Stated task:
Pick out every line below that contains the string "reverse" and copy each one in full. Matching is case-sensitive.

Raw records:
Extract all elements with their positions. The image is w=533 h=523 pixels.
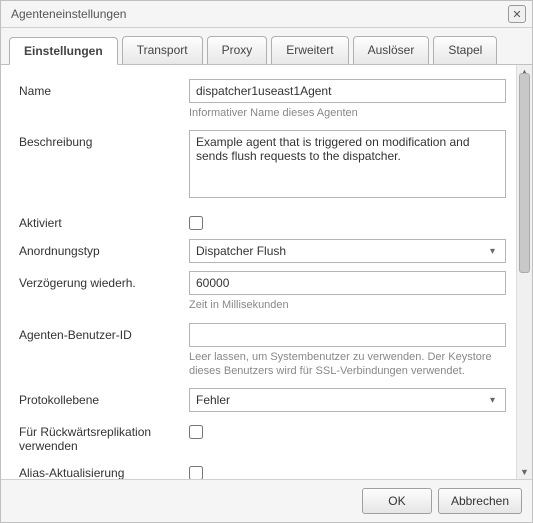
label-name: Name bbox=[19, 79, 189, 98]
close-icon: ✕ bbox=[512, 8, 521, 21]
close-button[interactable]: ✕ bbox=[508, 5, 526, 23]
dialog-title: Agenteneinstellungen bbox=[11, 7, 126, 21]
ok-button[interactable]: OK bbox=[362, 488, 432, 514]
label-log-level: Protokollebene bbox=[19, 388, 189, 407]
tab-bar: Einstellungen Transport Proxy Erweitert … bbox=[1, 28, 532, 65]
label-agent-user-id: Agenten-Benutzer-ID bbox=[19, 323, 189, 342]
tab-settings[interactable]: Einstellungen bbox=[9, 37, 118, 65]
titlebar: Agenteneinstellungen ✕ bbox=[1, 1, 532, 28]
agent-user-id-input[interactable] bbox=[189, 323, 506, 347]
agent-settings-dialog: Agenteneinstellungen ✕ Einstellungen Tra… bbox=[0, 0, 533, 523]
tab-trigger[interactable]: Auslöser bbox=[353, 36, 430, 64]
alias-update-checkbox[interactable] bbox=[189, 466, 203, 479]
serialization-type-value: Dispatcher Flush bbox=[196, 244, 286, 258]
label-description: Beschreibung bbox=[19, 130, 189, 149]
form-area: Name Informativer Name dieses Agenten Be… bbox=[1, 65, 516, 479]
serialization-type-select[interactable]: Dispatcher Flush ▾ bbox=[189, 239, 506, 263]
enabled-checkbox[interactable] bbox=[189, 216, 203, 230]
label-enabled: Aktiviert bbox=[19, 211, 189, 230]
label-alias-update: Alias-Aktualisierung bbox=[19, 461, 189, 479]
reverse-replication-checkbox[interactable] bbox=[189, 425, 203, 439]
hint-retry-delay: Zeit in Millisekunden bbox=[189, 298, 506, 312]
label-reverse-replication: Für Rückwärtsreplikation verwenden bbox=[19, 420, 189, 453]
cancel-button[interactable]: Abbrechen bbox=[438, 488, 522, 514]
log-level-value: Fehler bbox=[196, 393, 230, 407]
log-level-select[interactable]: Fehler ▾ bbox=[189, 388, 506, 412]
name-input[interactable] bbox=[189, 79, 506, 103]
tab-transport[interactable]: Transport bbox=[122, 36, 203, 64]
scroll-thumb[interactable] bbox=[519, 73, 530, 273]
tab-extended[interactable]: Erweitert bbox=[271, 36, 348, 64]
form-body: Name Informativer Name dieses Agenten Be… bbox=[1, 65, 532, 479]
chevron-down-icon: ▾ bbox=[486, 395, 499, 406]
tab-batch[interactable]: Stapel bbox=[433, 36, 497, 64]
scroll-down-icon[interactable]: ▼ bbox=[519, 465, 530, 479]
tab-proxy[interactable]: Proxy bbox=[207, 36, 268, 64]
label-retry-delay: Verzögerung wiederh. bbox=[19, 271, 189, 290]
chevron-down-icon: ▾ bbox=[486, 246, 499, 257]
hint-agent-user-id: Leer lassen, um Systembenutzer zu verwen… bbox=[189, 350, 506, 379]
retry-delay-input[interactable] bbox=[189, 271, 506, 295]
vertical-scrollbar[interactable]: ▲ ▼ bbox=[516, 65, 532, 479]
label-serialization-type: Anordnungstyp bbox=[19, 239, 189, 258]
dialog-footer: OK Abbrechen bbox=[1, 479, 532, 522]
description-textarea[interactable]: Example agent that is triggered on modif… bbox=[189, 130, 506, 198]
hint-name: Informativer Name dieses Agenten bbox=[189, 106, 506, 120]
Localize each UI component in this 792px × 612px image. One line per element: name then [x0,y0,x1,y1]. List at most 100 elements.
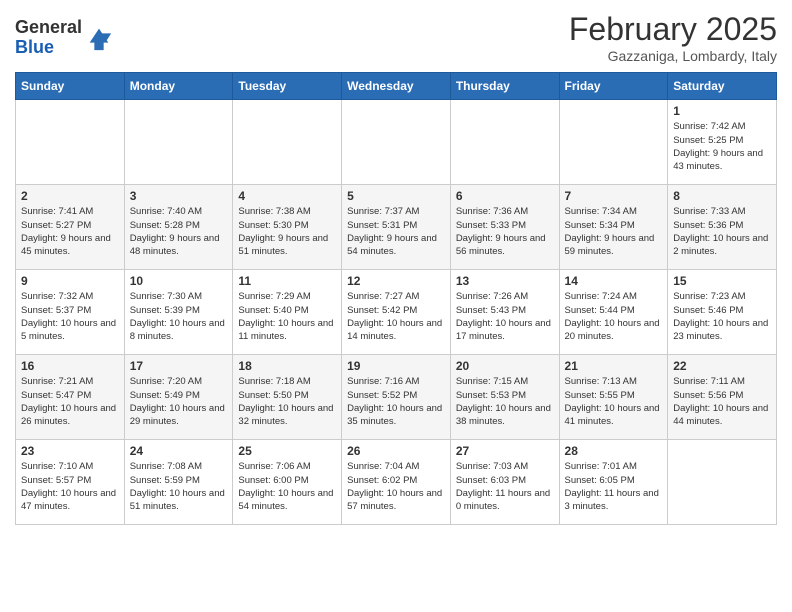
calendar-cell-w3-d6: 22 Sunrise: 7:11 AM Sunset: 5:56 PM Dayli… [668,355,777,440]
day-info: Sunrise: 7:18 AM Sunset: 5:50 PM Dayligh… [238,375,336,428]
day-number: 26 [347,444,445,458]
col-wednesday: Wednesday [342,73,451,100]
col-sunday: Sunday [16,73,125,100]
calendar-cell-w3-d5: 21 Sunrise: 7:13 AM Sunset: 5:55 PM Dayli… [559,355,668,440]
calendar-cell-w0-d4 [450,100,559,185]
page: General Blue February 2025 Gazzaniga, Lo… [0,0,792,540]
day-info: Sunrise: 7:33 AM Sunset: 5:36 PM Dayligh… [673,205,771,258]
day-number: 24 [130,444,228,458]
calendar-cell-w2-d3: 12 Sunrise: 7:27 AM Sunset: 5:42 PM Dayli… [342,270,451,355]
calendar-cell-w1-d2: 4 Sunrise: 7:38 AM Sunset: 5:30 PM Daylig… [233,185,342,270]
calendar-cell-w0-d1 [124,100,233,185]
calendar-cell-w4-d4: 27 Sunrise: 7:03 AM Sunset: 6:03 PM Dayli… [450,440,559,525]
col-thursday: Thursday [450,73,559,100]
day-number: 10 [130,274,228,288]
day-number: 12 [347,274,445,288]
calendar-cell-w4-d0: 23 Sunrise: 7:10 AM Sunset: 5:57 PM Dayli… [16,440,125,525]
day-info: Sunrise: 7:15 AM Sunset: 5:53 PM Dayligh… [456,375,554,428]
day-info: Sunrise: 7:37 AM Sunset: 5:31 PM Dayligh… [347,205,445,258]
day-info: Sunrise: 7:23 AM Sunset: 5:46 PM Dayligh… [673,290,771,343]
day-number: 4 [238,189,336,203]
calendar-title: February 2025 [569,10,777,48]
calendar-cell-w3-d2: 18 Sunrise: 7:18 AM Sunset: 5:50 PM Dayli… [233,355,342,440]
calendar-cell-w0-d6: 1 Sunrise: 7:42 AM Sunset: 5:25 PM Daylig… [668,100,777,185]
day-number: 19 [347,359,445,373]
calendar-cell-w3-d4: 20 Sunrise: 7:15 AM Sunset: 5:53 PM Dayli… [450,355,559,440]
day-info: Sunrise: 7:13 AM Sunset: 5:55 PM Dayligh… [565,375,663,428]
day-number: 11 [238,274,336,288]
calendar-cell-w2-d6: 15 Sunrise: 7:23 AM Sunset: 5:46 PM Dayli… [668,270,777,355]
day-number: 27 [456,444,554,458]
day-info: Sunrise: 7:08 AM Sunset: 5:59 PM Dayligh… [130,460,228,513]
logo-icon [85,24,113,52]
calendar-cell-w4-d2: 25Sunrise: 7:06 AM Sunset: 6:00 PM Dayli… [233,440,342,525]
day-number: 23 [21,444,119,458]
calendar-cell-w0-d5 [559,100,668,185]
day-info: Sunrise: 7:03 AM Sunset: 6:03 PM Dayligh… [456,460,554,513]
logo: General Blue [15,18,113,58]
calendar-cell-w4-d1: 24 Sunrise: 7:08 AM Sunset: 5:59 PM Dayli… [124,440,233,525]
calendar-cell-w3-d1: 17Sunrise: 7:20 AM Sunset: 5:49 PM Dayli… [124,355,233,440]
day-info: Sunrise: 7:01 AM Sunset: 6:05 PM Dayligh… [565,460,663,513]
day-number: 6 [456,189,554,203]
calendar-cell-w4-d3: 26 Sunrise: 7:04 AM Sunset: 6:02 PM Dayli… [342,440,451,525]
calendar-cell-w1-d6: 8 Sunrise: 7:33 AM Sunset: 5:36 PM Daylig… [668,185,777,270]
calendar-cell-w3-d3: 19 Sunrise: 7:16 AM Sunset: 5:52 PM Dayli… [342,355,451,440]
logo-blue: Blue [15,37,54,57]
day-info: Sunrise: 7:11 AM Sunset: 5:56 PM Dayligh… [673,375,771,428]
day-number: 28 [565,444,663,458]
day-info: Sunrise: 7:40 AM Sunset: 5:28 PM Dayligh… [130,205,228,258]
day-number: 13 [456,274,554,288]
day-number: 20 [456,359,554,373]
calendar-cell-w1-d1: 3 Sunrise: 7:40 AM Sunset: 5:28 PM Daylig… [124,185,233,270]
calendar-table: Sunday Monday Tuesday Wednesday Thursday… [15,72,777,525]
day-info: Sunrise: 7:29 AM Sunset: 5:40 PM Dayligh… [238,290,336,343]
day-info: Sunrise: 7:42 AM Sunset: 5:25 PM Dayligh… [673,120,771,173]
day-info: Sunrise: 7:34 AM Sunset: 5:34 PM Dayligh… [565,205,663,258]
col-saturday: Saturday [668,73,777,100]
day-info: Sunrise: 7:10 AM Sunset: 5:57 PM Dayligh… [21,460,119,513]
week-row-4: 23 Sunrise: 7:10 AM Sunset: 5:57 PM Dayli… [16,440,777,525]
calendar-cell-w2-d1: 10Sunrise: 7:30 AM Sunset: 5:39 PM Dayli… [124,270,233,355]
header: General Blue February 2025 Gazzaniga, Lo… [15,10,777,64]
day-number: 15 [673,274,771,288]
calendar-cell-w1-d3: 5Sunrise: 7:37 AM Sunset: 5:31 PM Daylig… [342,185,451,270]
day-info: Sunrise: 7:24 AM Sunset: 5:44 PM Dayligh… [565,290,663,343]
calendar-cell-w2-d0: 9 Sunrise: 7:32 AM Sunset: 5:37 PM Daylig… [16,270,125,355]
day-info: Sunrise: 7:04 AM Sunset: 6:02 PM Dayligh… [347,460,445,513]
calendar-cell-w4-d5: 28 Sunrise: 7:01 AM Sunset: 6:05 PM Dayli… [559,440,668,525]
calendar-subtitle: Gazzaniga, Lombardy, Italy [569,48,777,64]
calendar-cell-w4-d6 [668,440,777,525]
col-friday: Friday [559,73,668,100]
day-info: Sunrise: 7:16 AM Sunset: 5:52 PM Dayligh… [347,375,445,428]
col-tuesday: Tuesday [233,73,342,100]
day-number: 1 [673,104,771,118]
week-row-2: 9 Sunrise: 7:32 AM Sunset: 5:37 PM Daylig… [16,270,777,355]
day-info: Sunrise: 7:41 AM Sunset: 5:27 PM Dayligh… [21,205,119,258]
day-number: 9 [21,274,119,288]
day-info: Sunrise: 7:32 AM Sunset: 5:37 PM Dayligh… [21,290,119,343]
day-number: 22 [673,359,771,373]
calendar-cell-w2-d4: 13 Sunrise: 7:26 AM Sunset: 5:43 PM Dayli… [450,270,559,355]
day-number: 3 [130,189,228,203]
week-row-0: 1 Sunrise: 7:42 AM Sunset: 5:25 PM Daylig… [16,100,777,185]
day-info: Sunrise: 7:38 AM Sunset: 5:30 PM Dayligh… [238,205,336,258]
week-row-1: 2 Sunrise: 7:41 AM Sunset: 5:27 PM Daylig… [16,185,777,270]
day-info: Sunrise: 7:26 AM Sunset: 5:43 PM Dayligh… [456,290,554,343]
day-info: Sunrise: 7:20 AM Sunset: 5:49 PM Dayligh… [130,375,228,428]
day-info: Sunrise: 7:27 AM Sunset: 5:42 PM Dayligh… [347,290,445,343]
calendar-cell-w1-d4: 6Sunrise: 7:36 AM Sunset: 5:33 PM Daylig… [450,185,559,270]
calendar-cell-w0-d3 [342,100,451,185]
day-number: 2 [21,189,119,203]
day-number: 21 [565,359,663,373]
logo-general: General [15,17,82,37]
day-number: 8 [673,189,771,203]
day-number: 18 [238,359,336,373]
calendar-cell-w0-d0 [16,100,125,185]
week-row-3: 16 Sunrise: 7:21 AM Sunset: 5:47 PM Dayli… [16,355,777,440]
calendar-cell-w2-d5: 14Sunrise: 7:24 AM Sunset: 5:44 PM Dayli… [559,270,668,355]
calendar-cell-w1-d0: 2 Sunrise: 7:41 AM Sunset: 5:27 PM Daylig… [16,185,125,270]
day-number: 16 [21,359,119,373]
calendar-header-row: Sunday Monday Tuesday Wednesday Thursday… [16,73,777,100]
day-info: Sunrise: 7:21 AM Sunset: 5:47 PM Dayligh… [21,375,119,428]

Solution to the exercise:
reverse-replication-checkbox[interactable] bbox=[189, 425, 203, 439]
label-reverse-replication: Für Rückwärtsreplikation verwenden bbox=[19, 420, 189, 453]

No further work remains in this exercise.